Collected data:
---*---
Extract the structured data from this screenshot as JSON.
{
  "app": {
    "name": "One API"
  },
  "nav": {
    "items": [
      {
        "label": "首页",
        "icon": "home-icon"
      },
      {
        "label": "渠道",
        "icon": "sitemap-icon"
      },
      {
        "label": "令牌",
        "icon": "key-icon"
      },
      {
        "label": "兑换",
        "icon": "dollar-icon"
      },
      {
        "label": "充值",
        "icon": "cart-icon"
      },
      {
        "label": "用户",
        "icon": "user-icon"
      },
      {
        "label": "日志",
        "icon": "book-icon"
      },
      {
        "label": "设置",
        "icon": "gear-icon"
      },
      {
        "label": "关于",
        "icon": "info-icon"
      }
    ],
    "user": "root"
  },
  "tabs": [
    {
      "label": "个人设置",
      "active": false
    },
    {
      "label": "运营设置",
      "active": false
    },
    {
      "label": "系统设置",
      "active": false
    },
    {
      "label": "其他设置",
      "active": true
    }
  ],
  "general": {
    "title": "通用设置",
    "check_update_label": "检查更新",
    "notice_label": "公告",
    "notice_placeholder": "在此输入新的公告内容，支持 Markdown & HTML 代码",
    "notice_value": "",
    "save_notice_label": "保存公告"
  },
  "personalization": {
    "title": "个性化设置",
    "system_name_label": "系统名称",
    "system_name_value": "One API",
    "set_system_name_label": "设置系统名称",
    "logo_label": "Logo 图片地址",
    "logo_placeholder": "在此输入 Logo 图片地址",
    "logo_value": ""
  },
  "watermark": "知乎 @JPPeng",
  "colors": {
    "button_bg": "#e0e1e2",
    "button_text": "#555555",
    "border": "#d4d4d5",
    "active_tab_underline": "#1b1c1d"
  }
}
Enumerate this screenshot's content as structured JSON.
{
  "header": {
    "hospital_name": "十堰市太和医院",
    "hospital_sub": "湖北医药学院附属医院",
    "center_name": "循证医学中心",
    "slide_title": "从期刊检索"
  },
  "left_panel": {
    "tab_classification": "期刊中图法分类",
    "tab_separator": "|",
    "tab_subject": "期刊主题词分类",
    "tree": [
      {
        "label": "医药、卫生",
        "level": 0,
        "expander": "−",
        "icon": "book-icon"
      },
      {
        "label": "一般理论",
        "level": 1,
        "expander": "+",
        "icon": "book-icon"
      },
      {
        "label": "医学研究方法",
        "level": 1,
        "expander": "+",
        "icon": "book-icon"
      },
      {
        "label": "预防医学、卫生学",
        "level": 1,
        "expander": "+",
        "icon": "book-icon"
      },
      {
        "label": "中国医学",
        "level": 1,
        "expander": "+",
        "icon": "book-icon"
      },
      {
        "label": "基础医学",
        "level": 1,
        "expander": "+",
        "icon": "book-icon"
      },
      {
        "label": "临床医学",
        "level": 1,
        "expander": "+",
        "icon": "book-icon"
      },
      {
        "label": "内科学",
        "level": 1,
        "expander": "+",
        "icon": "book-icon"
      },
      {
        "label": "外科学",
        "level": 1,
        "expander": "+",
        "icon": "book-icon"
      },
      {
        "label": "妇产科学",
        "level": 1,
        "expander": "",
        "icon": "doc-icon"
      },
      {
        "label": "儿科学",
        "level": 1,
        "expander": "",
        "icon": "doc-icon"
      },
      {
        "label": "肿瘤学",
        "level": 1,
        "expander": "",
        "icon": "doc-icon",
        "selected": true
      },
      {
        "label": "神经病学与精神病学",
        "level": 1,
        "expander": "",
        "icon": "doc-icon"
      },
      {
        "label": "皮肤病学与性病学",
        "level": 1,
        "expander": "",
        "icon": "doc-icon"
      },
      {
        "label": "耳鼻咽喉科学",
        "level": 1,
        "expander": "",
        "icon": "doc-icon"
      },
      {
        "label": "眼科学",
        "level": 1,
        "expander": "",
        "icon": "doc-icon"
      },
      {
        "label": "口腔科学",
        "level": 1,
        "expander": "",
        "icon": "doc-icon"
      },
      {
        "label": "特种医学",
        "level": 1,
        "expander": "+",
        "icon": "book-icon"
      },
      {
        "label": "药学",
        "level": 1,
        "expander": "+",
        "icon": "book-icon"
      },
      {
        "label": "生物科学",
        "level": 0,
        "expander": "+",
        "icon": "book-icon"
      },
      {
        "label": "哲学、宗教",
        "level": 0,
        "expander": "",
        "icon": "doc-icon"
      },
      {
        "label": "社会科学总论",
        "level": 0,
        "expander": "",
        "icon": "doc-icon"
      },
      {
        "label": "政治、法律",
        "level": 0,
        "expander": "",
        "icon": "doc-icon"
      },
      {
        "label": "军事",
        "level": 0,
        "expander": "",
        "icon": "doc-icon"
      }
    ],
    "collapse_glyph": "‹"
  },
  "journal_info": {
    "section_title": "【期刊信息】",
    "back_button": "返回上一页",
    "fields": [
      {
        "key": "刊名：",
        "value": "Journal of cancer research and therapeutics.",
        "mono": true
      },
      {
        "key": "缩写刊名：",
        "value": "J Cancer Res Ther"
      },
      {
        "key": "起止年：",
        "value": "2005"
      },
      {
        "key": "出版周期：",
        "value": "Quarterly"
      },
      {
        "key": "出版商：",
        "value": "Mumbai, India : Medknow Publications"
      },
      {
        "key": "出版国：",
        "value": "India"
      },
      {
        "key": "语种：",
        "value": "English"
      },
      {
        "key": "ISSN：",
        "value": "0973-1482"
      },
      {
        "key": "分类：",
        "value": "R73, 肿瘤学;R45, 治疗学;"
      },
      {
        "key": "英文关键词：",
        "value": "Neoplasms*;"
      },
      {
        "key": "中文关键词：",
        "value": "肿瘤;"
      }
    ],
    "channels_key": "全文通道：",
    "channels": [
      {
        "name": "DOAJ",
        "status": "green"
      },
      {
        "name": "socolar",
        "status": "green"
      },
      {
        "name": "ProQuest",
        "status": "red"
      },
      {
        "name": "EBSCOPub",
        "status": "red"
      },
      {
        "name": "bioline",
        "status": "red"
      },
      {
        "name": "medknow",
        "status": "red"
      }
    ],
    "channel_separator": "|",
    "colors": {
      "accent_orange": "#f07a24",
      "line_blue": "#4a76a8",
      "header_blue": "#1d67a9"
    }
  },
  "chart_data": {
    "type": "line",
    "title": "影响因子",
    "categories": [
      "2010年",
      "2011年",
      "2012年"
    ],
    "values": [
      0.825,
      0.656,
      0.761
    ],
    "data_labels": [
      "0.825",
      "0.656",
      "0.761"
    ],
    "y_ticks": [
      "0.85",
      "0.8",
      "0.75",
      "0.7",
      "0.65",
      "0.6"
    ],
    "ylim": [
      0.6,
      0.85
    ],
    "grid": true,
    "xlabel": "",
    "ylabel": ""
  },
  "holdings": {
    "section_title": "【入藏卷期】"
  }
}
---*---
GIVEN INSTRUCTION — Identify the lines in the entries that hold "JSON" and return each one.

TASK RESPONSE —
Extract the structured data from this screenshot as JSON.
Enumerate this screenshot's content as structured JSON.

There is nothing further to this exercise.